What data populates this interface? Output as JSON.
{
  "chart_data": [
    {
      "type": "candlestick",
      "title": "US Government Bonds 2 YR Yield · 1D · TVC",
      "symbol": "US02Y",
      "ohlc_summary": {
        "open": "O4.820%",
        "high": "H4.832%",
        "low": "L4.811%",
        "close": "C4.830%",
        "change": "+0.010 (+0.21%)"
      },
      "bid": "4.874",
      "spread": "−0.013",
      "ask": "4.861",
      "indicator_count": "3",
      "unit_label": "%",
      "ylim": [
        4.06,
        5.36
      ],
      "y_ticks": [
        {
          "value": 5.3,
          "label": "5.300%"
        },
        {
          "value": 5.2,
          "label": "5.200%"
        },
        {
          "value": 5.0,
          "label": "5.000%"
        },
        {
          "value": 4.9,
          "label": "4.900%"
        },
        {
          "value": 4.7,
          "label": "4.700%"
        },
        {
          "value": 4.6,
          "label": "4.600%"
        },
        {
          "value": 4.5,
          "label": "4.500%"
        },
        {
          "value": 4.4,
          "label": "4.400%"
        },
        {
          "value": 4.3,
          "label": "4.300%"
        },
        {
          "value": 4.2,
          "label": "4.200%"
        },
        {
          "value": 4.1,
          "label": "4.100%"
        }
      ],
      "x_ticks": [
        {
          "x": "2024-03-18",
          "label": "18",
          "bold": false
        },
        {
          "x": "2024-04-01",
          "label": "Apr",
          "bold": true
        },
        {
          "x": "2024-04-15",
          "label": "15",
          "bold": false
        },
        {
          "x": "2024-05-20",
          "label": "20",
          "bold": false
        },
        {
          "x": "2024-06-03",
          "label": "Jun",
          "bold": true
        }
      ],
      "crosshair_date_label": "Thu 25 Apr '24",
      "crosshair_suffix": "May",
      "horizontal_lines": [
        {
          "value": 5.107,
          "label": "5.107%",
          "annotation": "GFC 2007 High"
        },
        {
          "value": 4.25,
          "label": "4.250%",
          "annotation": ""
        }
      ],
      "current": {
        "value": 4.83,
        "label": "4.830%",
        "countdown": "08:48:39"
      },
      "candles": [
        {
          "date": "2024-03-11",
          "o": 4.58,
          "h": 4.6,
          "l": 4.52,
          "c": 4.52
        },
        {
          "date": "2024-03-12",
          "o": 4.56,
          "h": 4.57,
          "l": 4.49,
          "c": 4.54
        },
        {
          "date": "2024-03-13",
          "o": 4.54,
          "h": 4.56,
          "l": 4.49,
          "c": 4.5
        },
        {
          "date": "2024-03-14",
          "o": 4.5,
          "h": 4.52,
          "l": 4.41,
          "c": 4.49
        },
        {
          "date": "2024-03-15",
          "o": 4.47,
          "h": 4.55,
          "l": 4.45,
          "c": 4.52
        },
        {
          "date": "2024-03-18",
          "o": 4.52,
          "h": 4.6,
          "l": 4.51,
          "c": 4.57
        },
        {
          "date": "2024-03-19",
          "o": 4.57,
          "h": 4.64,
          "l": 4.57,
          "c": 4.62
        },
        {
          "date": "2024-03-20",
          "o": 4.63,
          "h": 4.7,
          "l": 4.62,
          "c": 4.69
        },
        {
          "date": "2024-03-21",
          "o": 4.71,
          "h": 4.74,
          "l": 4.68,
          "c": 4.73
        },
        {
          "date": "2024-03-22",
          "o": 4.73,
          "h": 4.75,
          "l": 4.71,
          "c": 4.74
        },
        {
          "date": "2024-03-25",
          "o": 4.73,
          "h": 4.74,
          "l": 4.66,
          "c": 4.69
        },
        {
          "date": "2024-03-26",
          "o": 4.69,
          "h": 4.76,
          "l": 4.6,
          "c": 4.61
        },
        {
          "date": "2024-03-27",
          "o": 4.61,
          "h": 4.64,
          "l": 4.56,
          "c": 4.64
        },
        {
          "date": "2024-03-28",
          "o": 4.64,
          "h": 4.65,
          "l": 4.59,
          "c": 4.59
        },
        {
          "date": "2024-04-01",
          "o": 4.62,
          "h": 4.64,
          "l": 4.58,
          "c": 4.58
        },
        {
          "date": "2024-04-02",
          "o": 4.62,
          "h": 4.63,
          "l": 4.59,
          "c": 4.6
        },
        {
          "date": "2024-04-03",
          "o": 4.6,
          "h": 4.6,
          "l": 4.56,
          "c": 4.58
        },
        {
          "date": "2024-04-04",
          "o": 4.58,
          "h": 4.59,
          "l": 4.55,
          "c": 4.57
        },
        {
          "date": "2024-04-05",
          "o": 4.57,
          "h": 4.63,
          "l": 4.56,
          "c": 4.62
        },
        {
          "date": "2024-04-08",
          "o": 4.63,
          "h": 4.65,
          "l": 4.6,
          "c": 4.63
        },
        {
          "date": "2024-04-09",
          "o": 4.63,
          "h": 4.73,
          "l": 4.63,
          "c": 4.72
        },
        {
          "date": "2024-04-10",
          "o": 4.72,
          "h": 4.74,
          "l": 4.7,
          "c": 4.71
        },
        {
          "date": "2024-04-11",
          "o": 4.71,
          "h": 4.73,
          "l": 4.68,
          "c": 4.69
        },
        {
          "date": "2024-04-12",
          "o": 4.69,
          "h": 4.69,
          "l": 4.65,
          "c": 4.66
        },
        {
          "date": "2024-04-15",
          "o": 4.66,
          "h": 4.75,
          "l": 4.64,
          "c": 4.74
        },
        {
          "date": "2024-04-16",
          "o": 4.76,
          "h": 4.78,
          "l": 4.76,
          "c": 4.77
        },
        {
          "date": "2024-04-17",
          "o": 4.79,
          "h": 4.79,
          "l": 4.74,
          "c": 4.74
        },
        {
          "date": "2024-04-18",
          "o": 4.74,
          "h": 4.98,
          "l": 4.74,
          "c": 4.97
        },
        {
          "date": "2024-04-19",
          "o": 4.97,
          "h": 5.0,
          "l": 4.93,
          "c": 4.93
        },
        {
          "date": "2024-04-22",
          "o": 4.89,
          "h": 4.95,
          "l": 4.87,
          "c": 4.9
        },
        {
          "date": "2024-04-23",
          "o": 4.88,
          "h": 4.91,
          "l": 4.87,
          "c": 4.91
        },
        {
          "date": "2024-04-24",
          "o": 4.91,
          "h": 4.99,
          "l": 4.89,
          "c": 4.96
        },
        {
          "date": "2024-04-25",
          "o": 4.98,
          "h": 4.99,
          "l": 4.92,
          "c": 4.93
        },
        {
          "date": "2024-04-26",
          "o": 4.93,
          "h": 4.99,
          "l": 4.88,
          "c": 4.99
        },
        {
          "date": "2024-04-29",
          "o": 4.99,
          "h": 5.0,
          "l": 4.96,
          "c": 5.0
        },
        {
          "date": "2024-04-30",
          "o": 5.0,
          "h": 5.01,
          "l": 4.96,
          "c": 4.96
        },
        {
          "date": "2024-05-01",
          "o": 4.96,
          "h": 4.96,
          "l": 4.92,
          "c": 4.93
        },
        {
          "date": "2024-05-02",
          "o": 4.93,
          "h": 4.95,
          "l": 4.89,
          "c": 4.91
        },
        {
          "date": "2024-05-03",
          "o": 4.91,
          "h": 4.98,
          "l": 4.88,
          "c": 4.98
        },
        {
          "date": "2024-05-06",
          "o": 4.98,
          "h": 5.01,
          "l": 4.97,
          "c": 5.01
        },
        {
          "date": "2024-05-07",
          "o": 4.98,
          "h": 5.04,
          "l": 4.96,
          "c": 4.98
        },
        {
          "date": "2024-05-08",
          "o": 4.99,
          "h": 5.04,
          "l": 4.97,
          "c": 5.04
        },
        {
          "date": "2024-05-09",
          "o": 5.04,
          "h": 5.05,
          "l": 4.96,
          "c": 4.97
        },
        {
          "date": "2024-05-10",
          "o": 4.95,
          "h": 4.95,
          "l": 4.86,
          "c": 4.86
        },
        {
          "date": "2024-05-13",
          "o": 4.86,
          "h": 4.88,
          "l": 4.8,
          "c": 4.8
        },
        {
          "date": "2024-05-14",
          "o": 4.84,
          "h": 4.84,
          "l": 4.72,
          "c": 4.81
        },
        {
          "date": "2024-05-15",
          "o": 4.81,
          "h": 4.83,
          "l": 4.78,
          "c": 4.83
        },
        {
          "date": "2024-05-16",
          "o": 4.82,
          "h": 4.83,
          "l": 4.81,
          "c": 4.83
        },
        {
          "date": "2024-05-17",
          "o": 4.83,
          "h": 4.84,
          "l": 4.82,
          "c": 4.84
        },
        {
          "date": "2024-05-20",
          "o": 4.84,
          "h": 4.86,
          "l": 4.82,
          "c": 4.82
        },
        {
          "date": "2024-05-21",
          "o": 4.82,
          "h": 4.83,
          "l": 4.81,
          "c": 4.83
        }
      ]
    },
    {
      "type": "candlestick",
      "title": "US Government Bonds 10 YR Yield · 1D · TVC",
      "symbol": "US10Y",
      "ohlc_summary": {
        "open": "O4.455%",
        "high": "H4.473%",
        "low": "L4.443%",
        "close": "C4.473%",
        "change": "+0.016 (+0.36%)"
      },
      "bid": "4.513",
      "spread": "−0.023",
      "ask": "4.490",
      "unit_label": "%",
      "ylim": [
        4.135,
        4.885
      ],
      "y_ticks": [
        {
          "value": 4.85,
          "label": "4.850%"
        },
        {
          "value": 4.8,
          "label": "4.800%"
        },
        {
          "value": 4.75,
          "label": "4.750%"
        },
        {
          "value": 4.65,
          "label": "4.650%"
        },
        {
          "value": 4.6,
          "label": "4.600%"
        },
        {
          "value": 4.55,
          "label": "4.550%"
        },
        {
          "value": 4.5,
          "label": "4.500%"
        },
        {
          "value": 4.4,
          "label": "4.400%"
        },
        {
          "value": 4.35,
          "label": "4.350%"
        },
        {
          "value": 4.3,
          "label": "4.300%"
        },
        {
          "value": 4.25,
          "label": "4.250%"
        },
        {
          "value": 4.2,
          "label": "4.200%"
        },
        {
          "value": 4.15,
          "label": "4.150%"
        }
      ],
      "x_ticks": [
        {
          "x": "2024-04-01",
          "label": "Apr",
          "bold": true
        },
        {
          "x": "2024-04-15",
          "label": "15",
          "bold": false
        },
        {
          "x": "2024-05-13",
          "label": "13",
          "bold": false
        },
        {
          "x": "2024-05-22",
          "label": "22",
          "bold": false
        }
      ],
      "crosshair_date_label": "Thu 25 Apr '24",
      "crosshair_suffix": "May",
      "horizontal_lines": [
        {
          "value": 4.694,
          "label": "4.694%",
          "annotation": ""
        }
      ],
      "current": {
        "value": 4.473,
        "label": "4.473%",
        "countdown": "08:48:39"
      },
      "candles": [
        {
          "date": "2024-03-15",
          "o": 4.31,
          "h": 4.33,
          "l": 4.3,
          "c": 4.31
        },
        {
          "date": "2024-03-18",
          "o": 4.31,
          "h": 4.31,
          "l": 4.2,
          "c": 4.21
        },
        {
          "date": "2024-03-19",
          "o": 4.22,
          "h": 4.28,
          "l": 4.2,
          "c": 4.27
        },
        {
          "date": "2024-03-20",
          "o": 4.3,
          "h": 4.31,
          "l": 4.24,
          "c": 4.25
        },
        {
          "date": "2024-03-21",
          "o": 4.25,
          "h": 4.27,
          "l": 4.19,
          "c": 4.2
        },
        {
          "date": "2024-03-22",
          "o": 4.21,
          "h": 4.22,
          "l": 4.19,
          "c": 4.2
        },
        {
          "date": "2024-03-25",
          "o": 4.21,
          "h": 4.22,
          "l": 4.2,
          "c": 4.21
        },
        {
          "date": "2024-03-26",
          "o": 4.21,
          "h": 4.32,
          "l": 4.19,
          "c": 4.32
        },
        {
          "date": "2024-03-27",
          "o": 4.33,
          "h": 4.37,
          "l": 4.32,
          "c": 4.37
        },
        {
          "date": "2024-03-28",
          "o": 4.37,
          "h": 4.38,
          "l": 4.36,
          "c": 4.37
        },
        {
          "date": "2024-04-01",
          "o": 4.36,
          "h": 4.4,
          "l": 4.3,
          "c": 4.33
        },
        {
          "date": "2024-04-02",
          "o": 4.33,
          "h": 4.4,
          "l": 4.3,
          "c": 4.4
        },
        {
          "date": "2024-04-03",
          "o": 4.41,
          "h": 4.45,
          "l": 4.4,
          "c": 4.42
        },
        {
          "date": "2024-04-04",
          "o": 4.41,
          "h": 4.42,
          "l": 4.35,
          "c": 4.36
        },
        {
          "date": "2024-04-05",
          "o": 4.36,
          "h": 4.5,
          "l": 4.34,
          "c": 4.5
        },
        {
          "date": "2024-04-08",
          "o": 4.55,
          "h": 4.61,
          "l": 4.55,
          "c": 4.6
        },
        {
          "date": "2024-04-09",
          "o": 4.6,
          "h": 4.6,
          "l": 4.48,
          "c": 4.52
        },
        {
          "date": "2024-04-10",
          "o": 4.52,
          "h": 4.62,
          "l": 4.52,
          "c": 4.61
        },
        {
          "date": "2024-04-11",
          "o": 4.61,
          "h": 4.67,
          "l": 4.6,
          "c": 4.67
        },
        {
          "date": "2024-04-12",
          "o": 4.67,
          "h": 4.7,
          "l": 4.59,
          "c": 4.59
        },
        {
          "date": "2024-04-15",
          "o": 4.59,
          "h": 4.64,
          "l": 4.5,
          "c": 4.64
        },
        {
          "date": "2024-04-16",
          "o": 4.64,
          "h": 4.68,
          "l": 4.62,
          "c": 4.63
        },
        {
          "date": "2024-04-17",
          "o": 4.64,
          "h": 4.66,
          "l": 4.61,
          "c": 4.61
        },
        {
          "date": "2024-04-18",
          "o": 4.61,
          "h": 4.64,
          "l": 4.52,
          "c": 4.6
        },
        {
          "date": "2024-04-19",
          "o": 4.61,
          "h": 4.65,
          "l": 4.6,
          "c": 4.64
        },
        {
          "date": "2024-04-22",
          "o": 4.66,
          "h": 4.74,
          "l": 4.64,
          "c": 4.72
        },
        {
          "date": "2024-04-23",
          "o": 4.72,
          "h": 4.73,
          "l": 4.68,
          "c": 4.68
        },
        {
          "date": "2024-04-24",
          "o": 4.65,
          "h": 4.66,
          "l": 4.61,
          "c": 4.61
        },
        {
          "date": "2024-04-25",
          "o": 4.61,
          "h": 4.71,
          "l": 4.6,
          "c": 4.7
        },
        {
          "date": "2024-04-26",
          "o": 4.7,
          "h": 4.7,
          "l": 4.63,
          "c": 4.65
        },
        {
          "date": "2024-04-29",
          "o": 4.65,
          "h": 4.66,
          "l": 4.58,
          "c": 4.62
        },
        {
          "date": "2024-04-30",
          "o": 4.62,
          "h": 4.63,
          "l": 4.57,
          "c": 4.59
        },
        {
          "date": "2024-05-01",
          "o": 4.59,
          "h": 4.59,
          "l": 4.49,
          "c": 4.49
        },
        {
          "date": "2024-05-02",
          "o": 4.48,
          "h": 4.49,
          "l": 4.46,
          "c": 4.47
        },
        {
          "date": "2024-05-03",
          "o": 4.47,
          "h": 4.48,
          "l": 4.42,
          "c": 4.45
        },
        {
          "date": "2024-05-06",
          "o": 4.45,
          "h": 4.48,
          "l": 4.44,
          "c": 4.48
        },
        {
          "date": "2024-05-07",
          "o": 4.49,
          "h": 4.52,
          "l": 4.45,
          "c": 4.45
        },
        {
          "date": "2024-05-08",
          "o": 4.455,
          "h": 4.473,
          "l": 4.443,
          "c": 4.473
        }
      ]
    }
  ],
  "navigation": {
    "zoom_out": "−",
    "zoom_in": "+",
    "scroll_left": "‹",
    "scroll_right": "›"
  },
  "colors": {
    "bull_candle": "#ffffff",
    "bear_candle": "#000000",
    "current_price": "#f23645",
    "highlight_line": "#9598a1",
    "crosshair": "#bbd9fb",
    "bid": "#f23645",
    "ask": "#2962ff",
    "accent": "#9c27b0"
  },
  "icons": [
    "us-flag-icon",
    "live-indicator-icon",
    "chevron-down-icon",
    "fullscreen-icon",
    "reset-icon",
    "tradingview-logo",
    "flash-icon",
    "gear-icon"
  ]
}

========

INSTRUCTIONS FOR THE TASK:
Extract each line from the entries above that contains the string "Government".

SOLUTION TO THE EXERCISE:
      "title": "US Government Bonds 2 YR Yield · 1D · TVC",
      "title": "US Government Bonds 10 YR Yield · 1D · TVC",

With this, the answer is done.